= Exercise goal =
Among the records below, find each line that includes the string "this" and copy it.

[Stored data entries]
▼

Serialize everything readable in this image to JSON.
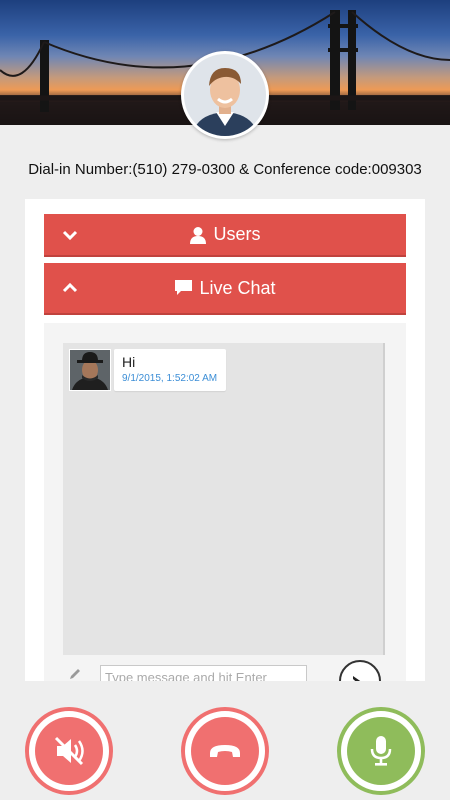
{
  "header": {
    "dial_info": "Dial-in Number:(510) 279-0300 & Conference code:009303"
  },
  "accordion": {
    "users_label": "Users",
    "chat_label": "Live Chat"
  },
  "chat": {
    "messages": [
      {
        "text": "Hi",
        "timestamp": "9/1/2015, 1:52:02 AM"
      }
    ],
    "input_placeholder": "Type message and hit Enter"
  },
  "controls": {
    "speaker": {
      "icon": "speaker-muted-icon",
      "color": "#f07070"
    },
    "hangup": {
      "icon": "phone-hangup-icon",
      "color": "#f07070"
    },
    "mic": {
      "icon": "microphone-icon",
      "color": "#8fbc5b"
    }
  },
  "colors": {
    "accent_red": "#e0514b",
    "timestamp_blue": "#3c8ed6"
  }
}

▲
▼

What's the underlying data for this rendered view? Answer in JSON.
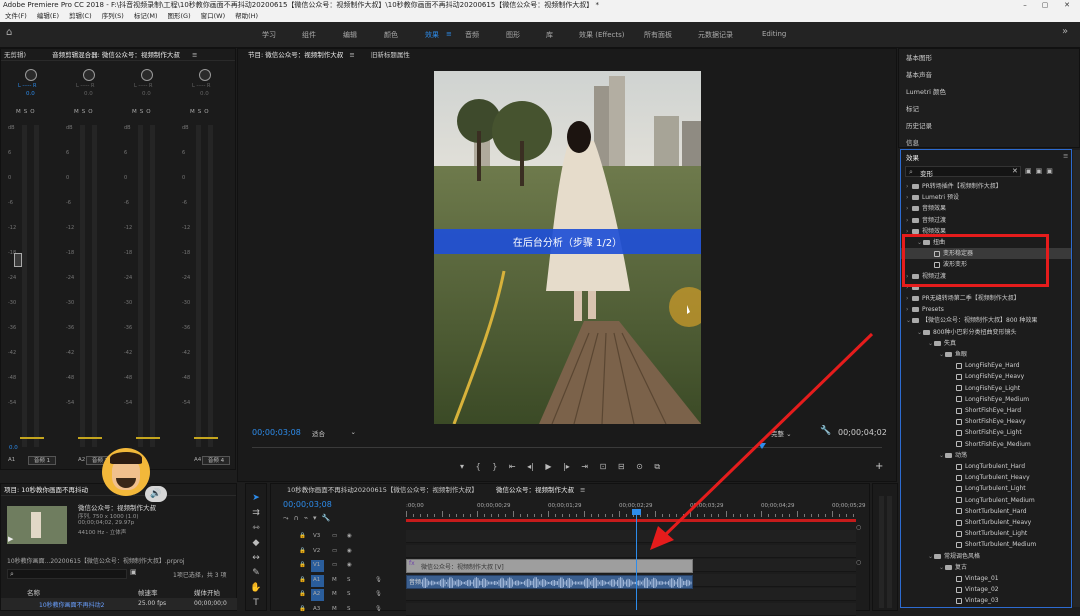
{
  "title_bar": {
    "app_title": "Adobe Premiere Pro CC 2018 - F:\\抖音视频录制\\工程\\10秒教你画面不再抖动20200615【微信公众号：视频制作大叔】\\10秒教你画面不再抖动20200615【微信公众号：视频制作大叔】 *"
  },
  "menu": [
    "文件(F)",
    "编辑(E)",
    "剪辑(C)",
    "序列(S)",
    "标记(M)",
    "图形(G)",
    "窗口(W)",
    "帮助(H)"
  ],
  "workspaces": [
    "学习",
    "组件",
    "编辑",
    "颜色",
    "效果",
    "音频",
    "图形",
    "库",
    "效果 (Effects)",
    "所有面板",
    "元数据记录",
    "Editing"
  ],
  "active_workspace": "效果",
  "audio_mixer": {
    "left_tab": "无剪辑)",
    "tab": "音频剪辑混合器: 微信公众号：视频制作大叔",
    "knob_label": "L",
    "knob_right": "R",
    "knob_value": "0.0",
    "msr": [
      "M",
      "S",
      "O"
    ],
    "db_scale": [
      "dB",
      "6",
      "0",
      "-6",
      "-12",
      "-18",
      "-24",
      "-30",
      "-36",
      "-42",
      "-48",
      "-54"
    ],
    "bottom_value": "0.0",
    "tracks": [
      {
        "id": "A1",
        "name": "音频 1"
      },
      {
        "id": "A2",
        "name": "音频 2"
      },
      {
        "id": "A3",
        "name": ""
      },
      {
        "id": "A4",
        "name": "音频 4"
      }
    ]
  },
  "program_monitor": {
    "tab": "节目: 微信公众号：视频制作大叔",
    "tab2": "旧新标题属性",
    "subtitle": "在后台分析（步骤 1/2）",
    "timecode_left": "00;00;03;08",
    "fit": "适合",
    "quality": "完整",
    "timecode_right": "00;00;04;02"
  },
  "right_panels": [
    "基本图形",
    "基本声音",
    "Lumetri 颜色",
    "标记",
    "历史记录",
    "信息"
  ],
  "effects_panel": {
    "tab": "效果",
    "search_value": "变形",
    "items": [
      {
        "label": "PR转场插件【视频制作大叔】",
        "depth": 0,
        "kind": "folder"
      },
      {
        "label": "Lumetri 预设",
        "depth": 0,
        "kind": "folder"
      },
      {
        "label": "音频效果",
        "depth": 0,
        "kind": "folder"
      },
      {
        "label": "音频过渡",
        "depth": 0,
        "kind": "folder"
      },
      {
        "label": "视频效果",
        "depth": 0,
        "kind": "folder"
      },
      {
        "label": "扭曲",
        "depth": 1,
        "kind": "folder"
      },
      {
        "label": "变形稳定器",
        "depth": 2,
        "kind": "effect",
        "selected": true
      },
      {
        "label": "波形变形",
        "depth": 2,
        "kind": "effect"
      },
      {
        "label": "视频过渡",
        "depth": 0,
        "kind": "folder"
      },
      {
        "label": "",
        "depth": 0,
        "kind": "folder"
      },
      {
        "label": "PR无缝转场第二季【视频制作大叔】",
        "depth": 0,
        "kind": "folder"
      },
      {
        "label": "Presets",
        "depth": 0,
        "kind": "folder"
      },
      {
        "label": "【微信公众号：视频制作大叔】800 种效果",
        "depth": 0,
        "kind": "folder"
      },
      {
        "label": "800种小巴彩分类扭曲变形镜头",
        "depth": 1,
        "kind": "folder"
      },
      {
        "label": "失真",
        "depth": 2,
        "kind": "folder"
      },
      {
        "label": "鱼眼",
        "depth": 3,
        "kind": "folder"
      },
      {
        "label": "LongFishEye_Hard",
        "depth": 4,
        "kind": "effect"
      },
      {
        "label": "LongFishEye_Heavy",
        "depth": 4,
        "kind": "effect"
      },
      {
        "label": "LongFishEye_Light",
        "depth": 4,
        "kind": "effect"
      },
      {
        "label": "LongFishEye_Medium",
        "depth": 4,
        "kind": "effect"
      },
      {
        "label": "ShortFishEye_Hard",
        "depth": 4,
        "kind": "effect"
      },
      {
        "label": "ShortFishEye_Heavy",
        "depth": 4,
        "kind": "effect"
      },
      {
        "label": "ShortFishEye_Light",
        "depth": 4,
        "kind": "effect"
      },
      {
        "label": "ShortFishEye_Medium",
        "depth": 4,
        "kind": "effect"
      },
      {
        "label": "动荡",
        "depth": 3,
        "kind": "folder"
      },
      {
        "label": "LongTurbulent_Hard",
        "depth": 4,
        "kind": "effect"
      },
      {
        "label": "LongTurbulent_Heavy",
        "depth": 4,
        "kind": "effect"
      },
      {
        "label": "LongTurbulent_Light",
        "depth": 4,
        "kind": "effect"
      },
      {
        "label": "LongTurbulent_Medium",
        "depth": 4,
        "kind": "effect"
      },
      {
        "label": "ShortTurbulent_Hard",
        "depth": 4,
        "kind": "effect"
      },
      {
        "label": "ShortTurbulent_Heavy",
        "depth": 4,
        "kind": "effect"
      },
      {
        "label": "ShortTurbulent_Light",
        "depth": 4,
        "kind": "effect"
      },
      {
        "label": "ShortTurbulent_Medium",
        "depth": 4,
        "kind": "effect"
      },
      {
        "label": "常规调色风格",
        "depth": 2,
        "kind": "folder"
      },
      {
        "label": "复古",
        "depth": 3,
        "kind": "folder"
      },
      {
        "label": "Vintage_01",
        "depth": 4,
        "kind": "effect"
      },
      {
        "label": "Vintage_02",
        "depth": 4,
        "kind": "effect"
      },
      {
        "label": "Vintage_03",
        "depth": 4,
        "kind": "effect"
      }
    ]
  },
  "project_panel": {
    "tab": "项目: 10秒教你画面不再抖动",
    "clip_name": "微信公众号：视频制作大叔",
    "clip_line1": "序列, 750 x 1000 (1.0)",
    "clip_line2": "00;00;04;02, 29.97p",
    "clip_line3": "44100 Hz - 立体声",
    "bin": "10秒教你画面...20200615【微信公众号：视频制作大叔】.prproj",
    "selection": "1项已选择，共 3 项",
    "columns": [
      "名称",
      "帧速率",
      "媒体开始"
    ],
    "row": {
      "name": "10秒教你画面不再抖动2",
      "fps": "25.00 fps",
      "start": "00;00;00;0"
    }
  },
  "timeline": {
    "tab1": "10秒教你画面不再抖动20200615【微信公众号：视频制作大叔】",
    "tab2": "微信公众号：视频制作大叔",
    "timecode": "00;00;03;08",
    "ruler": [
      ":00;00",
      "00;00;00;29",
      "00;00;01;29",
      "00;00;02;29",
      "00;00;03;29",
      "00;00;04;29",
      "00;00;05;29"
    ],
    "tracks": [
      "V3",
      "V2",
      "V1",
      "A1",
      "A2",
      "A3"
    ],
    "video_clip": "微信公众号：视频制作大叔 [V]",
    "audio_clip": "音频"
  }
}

▲

= The solution =
Serialize everything readable in this image to JSON.
What's the underlying data for this rendered view? Answer in JSON.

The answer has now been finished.